**Texto de estudo:**
▼
Racismo afeta saúde da população negra, apontam estudiosas

Yuri Silva, A TARDE

Desde criança que a servidora pública Viviane Coelho, 39, sofre com o racismo. Por isso, começou a ser acompanhada por psicólogos aos sete anos de idade.

O preconceito, no entanto, persistiu na fase adulta, quando ela passou a sentir o peso da discriminação racial no trabalho. Foi aí que, além de voltar a cuidar da própria saúde mental, Viviane relacionou a falta de estímulo, a baixa autoestima e a depressão que sentia à violência sofrida desde cedo.

“Eu sempre duvidava da minha capacidade, ficava pensando nessas questões que nos tolhem, sem querer fazer as coisas, desestimulada, e buscando um certo isolamento”, conta a servidora, que até mudou de profissão por causa do assédio moral no trabalho.

O relato dela, semelhante ao de outras mulheres e homens negros, abre discussão sobre o impacto do racismo na saúde mental das vítimas desse crime – questão cada vez mais debatida por pesquisadores e militantes, apesar da dificuldade para mensurar o fenômeno.
▲
Dados de análise do layout da página:
▼
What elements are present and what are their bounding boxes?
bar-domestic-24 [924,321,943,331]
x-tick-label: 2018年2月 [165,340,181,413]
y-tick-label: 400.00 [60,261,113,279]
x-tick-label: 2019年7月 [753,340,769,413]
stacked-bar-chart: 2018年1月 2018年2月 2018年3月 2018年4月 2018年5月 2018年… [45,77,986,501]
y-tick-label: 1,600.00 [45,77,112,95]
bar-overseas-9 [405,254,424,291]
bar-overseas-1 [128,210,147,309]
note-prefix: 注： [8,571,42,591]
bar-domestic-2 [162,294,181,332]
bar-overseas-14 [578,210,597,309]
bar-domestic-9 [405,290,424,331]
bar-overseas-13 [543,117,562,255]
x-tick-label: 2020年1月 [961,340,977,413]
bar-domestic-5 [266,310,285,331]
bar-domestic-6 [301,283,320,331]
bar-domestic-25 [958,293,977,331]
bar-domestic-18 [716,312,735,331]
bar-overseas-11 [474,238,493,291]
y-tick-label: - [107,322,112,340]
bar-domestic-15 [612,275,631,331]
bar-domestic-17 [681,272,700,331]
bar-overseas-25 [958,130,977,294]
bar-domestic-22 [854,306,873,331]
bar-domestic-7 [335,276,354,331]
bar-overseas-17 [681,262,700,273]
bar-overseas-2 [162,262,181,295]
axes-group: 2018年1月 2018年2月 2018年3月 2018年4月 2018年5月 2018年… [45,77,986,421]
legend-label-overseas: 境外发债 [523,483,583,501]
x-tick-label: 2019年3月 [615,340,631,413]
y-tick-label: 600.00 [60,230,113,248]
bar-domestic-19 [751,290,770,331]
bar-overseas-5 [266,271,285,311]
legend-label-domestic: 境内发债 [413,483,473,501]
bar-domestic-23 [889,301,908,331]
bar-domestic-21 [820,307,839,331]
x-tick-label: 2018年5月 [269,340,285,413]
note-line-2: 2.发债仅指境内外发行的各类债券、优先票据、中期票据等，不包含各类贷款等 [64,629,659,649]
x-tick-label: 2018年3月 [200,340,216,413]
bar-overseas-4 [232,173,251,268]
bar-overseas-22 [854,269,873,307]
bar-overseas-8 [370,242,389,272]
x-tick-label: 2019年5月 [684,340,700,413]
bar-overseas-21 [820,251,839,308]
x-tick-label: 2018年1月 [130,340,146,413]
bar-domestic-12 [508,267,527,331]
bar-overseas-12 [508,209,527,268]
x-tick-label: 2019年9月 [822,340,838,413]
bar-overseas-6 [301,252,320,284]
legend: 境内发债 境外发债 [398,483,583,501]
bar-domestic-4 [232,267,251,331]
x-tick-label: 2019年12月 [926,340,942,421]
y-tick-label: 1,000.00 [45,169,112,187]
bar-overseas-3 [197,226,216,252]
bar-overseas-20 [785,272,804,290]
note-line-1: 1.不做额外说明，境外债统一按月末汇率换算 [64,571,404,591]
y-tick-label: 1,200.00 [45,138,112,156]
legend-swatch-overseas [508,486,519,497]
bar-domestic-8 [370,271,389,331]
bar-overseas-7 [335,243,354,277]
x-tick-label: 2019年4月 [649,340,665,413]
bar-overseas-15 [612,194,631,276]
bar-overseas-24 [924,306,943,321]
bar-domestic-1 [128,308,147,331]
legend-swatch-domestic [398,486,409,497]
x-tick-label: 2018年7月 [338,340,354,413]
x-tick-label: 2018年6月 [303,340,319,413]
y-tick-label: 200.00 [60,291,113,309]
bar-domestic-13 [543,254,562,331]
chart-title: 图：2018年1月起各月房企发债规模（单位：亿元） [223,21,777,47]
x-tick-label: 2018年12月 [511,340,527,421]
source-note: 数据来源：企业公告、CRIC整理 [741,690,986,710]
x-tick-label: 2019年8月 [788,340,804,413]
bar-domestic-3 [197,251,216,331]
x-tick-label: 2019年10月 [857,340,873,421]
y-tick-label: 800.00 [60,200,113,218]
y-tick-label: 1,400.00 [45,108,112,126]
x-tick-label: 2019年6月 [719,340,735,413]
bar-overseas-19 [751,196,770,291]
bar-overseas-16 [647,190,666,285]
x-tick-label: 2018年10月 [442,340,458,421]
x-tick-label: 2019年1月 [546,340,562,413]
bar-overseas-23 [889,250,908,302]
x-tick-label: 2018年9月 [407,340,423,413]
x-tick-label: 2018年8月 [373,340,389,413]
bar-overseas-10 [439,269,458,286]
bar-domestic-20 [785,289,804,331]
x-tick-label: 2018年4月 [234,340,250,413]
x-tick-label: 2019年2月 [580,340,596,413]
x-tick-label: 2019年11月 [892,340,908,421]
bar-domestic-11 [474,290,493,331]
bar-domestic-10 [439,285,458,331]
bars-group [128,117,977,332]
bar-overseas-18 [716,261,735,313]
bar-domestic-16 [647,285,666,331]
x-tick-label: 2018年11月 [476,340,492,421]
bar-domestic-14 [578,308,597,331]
▲
**O que fazer:**
Por favor, reproduza o trecho da reportagem sobre racismo e saúde que se inicia nas palavras "Desde criança que" e vai até "moral no trabalho.".

**Resolução do problema:**
Desde criança que a servidora pública Viviane Coelho, 39, sofre com o racismo. Por isso, começou a ser acompanhada por psicólogos aos sete anos de idade.

O preconceito, no entanto, persistiu na fase adulta, quando ela passou a sentir o peso da discriminação racial no trabalho. Foi aí que, além de voltar a cuidar da própria saúde mental, Viviane relacionou a falta de estímulo, a baixa autoestima e a depressão que sentia à violência sofrida desde cedo.

“Eu sempre duvidava da minha capacidade, ficava pensando nessas questões que nos tolhem, sem querer fazer as coisas, desestimulada, e buscando um certo isolamento”, conta a servidora, que até mudou de profissão por causa do assédio moral no trabalho.